Items from a dataset
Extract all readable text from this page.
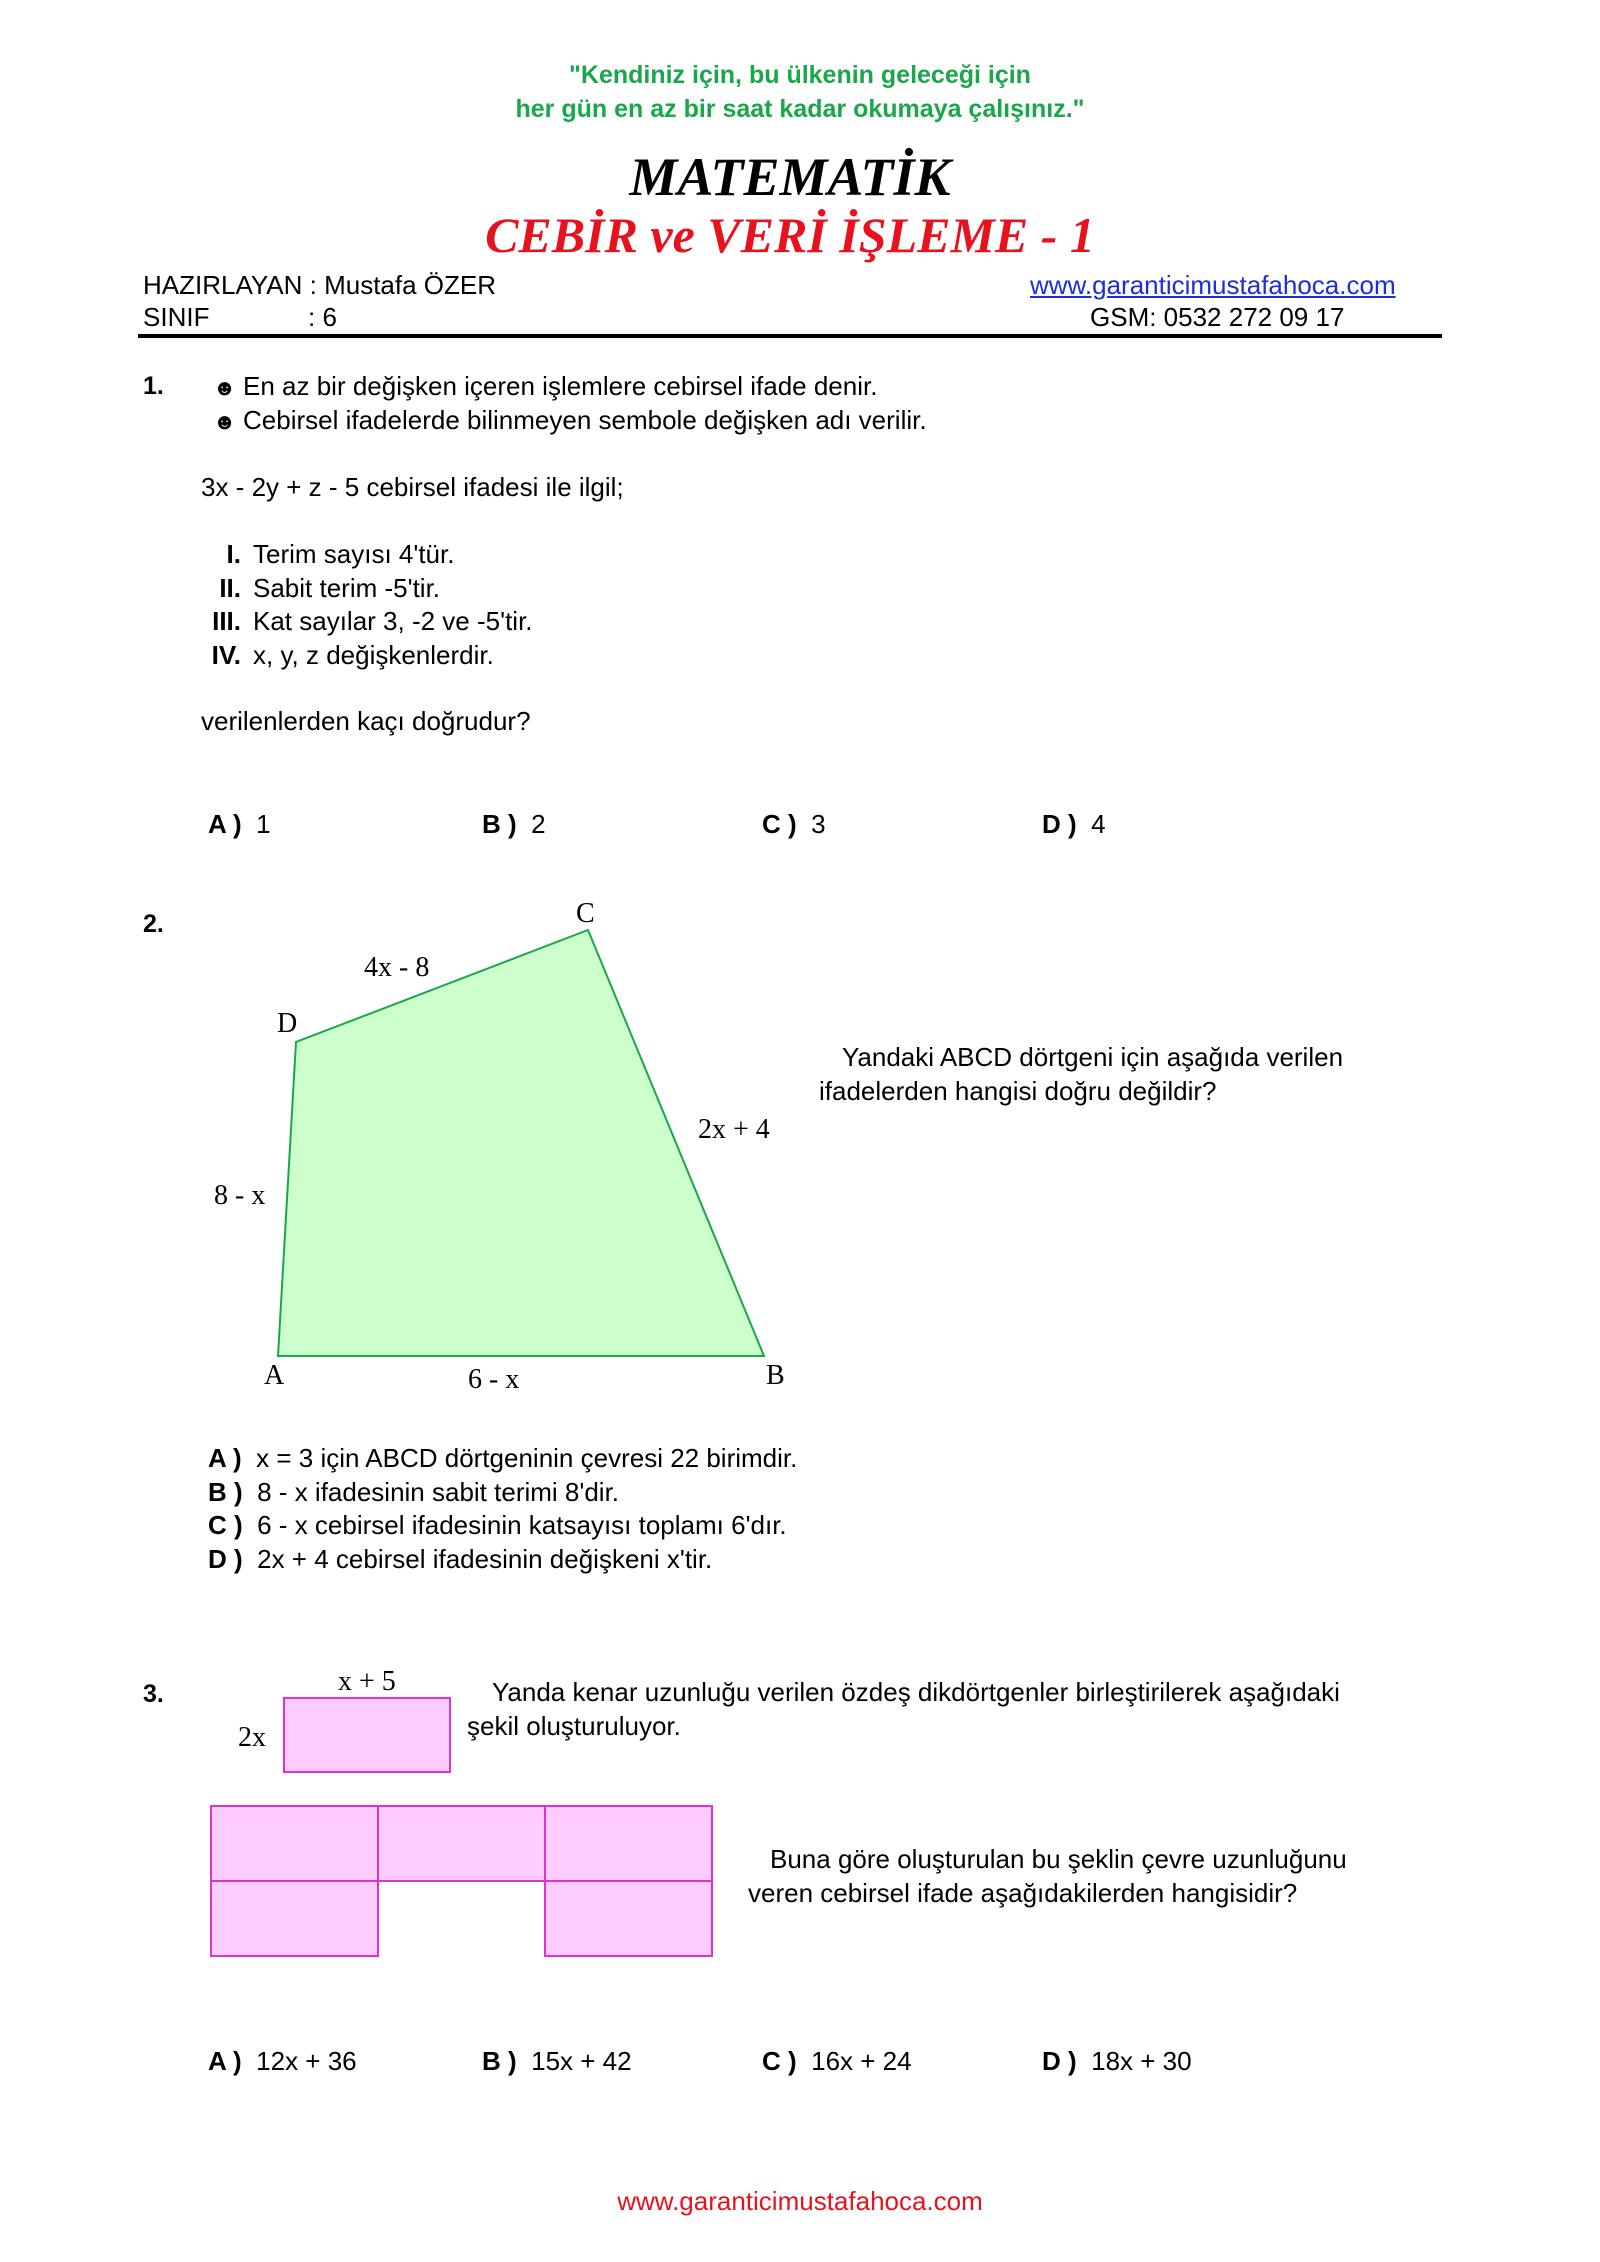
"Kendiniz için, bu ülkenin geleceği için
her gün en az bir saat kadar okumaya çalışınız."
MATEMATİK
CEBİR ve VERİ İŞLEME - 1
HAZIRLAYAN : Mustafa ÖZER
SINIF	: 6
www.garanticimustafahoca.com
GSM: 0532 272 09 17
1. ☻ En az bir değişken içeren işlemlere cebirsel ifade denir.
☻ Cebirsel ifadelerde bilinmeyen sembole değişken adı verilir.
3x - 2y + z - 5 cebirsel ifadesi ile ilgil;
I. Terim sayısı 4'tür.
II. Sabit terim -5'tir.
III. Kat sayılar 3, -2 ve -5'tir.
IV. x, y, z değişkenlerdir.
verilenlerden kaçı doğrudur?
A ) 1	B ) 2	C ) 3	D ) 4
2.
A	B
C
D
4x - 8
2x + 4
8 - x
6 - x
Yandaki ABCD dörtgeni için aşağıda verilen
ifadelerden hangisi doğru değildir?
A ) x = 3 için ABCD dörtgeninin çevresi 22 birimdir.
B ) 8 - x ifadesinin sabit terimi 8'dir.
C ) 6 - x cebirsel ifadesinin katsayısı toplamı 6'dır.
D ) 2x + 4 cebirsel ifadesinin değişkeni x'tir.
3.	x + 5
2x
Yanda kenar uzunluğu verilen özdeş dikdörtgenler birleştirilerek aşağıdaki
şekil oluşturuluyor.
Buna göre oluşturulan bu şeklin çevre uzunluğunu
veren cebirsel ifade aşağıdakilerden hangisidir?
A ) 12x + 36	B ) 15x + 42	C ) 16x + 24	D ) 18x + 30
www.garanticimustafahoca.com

--

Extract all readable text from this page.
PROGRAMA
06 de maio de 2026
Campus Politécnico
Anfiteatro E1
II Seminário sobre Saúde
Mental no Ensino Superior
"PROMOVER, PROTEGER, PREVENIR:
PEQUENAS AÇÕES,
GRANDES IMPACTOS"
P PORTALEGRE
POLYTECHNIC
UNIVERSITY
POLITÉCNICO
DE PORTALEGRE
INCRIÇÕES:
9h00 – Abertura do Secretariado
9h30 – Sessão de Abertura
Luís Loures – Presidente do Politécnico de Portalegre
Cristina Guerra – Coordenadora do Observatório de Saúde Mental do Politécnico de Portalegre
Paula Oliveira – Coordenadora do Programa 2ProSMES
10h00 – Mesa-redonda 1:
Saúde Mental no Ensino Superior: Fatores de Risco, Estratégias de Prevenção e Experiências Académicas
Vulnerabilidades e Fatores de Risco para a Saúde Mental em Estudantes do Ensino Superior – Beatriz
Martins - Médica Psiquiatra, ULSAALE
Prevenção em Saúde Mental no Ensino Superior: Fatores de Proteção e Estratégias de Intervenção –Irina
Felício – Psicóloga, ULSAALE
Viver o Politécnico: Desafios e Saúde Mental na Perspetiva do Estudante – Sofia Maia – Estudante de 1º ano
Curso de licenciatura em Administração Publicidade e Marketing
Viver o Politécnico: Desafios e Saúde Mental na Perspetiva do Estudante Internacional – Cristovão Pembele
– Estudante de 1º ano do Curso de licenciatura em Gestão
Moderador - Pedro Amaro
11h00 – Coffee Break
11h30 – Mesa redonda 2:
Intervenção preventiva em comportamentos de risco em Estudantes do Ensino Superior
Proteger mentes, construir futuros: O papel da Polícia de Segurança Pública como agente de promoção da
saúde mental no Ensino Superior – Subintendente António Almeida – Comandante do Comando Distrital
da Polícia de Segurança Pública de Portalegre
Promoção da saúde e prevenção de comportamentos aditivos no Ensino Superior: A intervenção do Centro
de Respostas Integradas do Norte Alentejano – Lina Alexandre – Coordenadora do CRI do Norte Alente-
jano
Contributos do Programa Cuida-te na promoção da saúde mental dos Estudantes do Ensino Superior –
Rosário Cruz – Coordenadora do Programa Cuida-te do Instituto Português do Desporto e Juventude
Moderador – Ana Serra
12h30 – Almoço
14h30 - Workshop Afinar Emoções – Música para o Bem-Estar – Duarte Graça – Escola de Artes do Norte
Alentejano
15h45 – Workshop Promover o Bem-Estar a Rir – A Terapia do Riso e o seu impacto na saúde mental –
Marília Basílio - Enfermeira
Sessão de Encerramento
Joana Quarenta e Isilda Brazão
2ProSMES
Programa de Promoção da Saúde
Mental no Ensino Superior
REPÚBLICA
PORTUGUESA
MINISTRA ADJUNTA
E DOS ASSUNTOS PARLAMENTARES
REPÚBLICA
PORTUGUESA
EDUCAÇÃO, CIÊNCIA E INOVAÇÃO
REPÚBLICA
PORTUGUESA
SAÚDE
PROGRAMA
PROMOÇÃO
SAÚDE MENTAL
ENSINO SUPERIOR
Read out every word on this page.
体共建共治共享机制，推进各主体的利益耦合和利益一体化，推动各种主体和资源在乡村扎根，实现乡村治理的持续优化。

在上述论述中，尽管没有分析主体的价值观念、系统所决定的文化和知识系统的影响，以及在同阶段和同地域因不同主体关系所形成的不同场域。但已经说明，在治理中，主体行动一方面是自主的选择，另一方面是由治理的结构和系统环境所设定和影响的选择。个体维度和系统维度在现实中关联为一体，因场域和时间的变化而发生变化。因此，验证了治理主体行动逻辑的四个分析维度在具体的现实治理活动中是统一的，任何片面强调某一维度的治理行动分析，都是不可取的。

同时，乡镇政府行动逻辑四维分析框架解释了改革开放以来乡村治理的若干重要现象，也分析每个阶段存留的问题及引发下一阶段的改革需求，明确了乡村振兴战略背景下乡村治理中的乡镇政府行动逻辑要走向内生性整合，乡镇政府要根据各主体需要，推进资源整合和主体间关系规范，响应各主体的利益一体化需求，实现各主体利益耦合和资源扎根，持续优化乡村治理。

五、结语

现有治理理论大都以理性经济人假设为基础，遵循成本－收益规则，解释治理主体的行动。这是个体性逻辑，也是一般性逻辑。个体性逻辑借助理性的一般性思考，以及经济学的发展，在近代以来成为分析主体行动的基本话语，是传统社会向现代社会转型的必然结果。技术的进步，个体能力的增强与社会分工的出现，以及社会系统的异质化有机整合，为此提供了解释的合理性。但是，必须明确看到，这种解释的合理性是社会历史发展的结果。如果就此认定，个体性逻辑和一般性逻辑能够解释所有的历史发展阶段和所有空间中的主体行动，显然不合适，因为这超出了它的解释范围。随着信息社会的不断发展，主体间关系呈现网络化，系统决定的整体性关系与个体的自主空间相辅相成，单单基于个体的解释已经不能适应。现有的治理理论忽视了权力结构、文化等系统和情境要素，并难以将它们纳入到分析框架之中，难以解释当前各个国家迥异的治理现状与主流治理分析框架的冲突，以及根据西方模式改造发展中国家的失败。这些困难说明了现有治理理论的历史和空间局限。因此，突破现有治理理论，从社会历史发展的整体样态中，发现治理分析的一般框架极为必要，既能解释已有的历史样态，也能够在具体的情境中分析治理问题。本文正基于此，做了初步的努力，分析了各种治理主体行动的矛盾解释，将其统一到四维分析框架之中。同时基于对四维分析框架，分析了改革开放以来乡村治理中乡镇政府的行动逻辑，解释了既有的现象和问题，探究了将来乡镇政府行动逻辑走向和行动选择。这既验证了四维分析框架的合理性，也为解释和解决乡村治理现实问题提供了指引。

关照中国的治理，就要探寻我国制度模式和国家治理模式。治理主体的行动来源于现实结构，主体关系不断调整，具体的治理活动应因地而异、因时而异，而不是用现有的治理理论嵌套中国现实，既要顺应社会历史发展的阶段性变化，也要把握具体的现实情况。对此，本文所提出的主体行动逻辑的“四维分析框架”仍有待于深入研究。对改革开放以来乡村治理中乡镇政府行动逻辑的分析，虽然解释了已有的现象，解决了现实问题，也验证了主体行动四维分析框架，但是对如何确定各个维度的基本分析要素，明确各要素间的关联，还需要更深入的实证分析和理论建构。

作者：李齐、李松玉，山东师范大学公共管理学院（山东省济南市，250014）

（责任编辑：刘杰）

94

==

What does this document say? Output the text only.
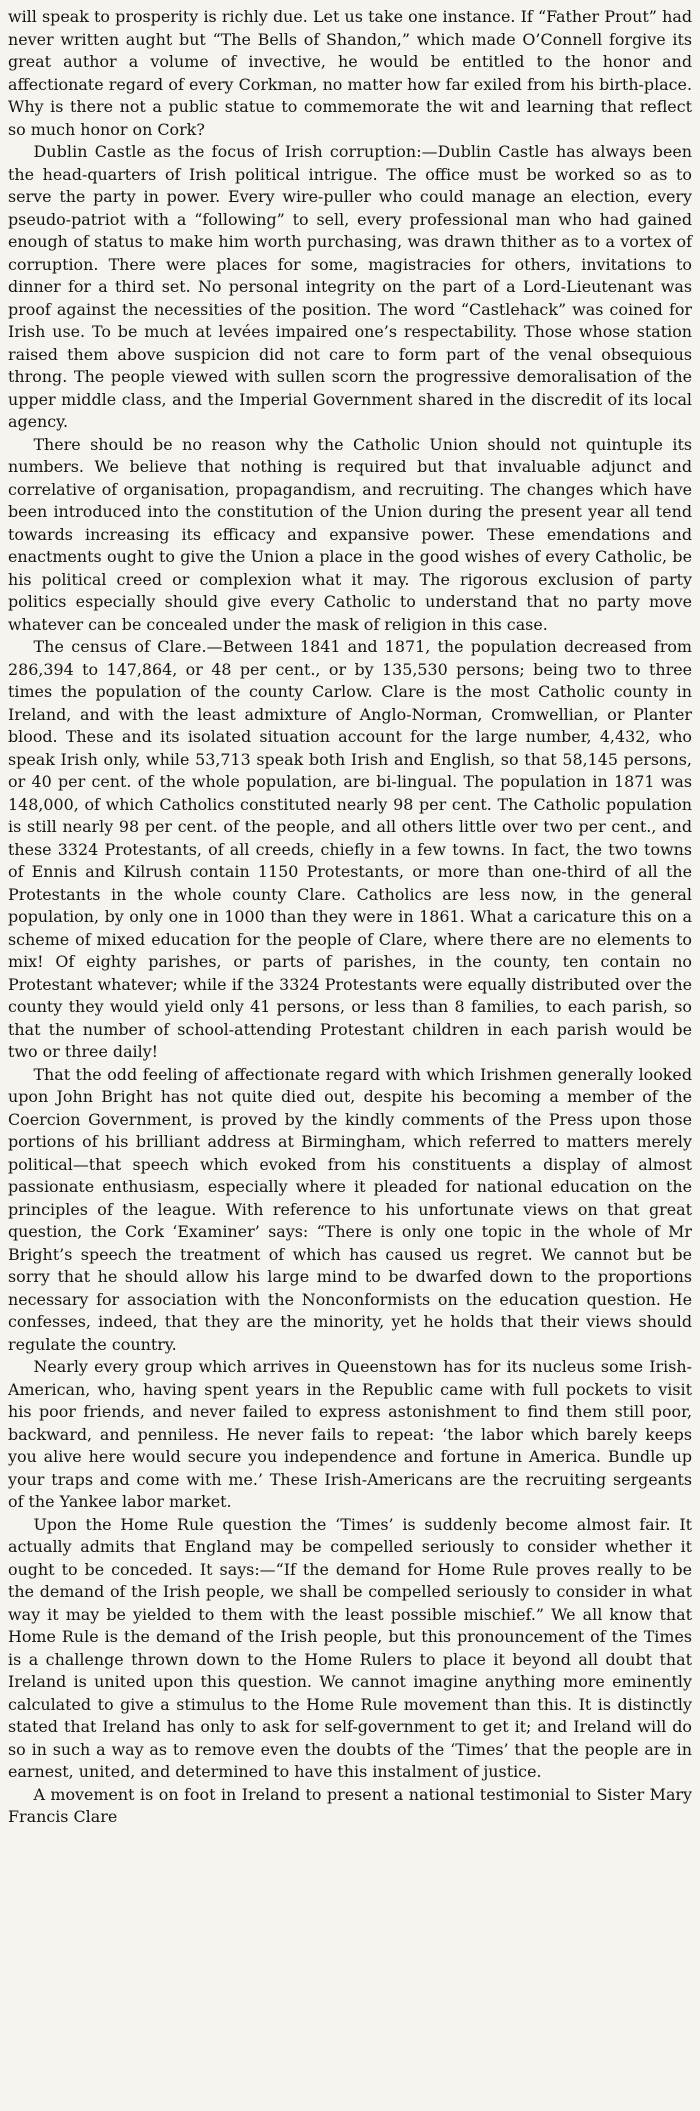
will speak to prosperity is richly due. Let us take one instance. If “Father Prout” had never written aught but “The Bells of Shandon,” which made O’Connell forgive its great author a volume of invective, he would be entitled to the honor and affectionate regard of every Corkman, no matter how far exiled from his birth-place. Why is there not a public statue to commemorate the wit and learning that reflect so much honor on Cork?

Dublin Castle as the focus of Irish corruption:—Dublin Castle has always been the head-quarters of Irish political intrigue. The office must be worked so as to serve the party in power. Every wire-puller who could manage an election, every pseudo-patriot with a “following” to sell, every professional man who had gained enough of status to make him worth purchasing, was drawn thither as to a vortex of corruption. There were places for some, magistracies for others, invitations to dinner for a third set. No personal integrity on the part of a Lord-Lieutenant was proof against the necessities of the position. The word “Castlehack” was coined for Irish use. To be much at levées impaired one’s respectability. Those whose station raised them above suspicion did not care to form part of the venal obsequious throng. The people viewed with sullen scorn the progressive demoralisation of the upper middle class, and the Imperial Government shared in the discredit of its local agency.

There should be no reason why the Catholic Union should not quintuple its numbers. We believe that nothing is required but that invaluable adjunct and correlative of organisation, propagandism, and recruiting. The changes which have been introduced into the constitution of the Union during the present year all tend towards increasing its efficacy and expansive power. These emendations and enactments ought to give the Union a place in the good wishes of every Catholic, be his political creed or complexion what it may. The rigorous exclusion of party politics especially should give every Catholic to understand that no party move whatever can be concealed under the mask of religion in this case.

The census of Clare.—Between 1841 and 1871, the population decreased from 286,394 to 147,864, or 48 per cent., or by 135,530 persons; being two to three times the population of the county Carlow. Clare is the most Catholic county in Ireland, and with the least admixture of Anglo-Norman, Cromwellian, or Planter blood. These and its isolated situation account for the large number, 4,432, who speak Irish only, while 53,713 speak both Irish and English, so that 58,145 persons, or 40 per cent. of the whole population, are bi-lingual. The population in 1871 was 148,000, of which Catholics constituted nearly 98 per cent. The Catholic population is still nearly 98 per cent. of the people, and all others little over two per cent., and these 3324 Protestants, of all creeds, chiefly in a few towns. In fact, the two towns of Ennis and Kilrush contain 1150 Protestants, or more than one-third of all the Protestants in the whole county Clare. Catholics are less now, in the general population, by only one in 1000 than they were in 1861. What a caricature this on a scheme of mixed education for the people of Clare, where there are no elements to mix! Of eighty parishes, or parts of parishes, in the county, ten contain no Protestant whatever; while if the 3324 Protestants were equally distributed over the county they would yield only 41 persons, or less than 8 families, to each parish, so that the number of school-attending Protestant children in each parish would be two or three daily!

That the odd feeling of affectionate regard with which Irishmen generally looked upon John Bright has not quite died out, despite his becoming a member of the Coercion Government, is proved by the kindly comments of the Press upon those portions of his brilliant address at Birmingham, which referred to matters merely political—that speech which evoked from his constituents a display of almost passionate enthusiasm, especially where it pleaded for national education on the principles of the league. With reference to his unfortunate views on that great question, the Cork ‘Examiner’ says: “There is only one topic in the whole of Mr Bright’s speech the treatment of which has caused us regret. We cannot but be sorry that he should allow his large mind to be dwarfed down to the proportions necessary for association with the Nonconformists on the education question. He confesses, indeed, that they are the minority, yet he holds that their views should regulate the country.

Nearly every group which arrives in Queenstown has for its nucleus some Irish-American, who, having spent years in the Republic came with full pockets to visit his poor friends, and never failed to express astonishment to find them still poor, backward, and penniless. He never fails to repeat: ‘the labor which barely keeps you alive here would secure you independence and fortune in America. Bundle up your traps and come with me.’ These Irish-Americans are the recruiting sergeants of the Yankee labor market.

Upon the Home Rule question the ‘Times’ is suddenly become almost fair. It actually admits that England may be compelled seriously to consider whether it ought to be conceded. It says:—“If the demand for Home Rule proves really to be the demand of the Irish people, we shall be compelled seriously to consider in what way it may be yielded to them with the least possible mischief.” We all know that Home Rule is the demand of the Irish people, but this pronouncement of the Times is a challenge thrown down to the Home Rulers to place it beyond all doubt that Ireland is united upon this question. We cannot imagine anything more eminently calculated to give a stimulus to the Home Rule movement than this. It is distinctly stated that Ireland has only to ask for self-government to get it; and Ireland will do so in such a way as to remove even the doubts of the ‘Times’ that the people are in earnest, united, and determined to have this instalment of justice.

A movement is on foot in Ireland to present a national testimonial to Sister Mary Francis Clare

● Instructions for the task:
State the count of lines holding the string "Workshop" in the listing above, and nothing else.

● Exercise output:
2